- **Written request**: Wherever "Total" appears in a line, copy that line.

- **Listed entries**:
··········

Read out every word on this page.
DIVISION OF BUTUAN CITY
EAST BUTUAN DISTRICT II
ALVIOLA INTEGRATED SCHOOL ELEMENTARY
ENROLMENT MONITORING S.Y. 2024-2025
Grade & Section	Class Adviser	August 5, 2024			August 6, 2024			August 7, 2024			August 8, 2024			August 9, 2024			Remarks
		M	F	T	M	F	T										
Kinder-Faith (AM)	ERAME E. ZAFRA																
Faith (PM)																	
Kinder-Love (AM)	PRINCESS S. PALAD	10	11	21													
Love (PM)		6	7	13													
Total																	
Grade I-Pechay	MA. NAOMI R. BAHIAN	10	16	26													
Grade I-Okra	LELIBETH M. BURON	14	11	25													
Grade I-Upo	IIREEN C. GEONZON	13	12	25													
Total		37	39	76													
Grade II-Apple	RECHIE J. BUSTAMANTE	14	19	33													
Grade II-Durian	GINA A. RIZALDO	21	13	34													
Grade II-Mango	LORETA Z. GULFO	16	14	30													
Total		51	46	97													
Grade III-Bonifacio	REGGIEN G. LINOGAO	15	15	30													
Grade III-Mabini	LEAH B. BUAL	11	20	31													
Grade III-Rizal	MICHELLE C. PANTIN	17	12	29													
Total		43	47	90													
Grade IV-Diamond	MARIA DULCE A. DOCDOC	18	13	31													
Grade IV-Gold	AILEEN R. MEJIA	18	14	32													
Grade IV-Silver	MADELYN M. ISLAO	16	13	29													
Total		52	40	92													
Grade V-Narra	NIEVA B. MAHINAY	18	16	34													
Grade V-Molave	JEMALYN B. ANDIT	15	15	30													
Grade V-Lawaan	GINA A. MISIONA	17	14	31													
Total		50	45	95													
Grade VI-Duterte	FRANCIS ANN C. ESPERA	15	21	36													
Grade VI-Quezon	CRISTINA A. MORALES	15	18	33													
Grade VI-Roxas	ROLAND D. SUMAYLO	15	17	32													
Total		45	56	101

··········

- **Response to this exercise**:
Total																	
Total		37	39	76													
Total		51	46	97													
Total		43	47	90													
Total		52	40	92													
Total		50	45	95													
Total		45	56	101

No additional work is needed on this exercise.